BEGIN DATA FOR THIS EXERCISE
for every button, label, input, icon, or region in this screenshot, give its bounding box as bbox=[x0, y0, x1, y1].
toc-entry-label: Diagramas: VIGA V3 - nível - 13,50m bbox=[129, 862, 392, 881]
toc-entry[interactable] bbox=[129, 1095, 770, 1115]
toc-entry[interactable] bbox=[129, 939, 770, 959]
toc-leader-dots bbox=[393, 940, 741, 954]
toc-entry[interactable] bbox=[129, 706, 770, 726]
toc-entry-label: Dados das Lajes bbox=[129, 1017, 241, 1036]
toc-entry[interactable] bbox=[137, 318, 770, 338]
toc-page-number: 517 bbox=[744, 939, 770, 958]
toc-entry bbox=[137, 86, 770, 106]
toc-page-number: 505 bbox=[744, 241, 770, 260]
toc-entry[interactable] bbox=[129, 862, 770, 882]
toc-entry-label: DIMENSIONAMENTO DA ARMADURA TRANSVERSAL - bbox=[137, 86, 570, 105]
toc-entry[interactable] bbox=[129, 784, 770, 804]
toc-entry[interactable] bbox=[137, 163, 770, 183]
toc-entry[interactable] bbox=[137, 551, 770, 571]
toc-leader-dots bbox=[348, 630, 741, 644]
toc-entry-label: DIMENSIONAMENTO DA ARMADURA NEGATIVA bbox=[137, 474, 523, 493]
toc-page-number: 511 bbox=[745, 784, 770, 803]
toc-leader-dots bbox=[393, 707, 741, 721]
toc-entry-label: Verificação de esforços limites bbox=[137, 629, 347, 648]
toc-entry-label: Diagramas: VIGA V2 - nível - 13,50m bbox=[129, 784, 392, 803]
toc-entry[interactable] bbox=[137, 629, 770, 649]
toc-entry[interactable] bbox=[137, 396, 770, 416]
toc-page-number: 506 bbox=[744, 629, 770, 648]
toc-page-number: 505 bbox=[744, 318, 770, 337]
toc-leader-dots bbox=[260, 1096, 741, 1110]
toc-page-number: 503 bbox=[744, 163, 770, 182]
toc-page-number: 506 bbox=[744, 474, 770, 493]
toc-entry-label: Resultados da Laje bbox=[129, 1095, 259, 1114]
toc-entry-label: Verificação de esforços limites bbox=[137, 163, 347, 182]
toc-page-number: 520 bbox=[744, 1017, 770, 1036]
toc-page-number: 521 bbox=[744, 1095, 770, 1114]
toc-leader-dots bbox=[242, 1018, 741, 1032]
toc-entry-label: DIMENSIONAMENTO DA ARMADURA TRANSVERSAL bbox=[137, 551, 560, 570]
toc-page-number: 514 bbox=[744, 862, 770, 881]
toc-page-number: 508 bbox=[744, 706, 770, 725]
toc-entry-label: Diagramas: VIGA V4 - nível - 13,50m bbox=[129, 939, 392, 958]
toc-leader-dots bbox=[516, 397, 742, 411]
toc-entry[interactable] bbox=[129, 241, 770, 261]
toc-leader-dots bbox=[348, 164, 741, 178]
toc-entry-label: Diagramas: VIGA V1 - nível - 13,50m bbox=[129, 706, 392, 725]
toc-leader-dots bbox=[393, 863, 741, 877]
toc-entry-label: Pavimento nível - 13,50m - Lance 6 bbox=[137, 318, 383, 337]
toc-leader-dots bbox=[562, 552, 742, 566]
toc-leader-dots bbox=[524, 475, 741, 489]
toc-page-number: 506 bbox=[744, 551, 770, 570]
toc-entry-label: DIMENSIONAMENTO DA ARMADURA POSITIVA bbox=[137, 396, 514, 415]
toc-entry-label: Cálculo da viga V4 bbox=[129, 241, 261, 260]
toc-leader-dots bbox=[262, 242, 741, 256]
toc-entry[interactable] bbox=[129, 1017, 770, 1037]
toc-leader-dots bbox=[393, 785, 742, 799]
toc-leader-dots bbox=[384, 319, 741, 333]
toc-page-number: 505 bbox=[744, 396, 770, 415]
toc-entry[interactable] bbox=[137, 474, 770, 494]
END DATA FOR THIS EXERCISE
BEGIN DATA FOR THIS EXERCISE
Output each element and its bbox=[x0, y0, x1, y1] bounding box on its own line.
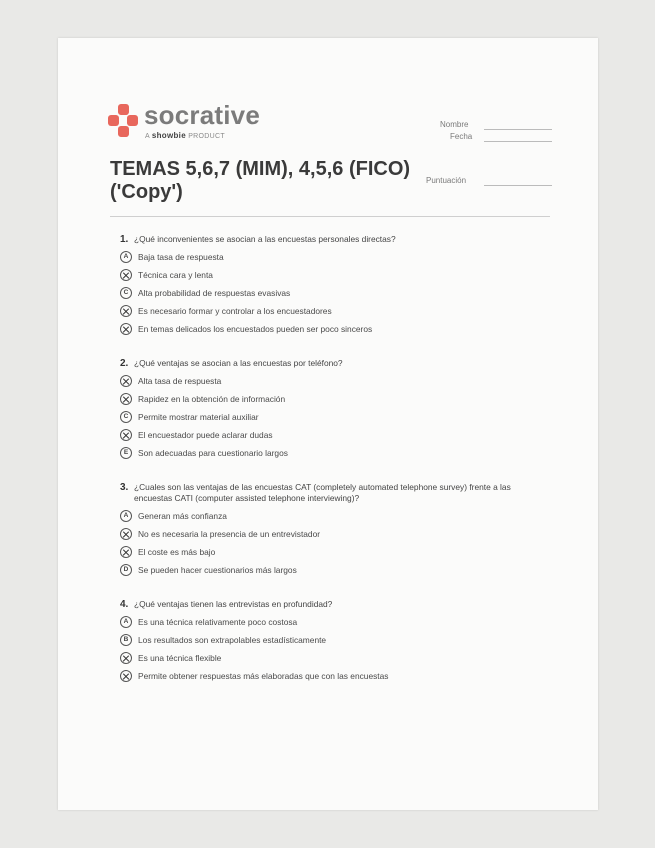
END DATA FOR THIS EXERCISE
**WHAT YOU ARE ASKED TO DO**: Retype, without any change, the rows from the line that contains "for every button, label, input, icon, or" through the line that contains "toc-page-number: 505 bbox=[744, 318, 770, 337]", with both of those lines included.

**OUTPUT OF THE TASK**:
for every button, label, input, icon, or region in this screenshot, give its bounding box as bbox=[x0, y0, x1, y1].
toc-entry-label: Diagramas: VIGA V3 - nível - 13,50m bbox=[129, 862, 392, 881]
toc-entry[interactable] bbox=[129, 1095, 770, 1115]
toc-entry[interactable] bbox=[129, 939, 770, 959]
toc-leader-dots bbox=[393, 940, 741, 954]
toc-entry[interactable] bbox=[129, 706, 770, 726]
toc-entry-label: Dados das Lajes bbox=[129, 1017, 241, 1036]
toc-entry[interactable] bbox=[137, 318, 770, 338]
toc-page-number: 517 bbox=[744, 939, 770, 958]
toc-entry bbox=[137, 86, 770, 106]
toc-page-number: 505 bbox=[744, 241, 770, 260]
toc-entry[interactable] bbox=[129, 862, 770, 882]
toc-entry-label: DIMENSIONAMENTO DA ARMADURA TRANSVERSAL - bbox=[137, 86, 570, 105]
toc-entry[interactable] bbox=[129, 784, 770, 804]
toc-entry[interactable] bbox=[137, 163, 770, 183]
toc-entry[interactable] bbox=[137, 551, 770, 571]
toc-leader-dots bbox=[348, 630, 741, 644]
toc-entry-label: DIMENSIONAMENTO DA ARMADURA NEGATIVA bbox=[137, 474, 523, 493]
toc-page-number: 511 bbox=[745, 784, 770, 803]
toc-leader-dots bbox=[393, 707, 741, 721]
toc-entry-label: Verificação de esforços limites bbox=[137, 629, 347, 648]
toc-entry-label: Diagramas: VIGA V2 - nível - 13,50m bbox=[129, 784, 392, 803]
toc-entry[interactable] bbox=[137, 629, 770, 649]
toc-entry[interactable] bbox=[137, 396, 770, 416]
toc-page-number: 506 bbox=[744, 629, 770, 648]
toc-page-number: 505 bbox=[744, 318, 770, 337]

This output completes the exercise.